▸ **WHAT TO PRODUCE**
Pick out every line in the data below that contains the word "Average" and copy each such line in full.

▸ **EXCERPTED DATA**
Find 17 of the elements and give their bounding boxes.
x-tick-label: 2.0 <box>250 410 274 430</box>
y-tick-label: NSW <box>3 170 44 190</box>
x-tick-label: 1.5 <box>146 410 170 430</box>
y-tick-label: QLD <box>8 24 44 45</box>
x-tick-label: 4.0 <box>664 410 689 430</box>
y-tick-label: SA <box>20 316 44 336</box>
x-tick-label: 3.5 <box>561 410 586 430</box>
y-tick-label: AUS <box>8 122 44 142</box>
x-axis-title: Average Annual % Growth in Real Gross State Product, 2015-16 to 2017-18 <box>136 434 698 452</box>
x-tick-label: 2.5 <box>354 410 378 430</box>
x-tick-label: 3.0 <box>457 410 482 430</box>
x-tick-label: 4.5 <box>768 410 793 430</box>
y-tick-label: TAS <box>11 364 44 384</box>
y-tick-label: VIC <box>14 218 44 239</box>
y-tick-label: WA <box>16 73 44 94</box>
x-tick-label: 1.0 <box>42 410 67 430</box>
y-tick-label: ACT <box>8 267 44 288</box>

▸ **RESPONSE TO THE TASK**
x-axis-title: Average Annual % Growth in Real Gross State Product, 2015-16 to 2017-18 <box>136 434 698 452</box>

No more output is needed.